[Saved entries]

--

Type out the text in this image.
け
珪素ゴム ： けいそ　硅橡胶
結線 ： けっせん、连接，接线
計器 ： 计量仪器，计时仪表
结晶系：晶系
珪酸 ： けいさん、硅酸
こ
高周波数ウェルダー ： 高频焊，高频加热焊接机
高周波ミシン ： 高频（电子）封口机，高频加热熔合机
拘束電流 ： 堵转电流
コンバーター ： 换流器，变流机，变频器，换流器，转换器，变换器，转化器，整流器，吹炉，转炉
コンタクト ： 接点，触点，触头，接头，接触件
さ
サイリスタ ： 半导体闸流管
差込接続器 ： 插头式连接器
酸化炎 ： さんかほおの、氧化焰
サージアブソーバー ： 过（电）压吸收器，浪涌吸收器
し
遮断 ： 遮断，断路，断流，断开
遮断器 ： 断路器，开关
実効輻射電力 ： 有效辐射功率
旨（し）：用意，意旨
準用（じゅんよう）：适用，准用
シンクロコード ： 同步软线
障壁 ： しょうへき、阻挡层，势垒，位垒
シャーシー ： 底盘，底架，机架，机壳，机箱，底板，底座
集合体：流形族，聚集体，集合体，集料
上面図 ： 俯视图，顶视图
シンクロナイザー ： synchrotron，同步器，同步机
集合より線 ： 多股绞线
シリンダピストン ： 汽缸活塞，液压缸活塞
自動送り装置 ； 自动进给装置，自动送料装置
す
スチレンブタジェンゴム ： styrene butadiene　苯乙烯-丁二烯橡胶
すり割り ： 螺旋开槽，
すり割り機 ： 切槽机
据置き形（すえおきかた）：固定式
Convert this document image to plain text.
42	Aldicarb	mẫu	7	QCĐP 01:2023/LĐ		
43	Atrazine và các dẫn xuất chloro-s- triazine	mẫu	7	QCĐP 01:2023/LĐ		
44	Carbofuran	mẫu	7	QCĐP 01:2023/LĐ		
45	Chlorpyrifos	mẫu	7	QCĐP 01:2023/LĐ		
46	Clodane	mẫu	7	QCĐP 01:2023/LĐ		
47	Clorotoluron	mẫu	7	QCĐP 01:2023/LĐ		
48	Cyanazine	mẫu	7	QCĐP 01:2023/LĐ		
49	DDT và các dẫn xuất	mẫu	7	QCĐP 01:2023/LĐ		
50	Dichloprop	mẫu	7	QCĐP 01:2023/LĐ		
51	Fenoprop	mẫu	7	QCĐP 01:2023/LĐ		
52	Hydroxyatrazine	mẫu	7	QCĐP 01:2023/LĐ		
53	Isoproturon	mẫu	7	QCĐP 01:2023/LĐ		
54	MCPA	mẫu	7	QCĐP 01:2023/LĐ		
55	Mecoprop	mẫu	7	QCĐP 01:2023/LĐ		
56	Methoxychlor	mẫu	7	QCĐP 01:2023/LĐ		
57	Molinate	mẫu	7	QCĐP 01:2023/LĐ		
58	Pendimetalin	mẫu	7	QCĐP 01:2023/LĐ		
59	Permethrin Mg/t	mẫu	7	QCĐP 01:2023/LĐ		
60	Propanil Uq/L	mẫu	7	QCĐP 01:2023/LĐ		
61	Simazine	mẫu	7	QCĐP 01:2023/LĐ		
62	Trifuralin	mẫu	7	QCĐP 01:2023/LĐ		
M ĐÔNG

--

**What to produce**
Check each line above for the string "this" and show the ones that have it.

**Output**
Type out the text in this image.
Convert this document image to plain text.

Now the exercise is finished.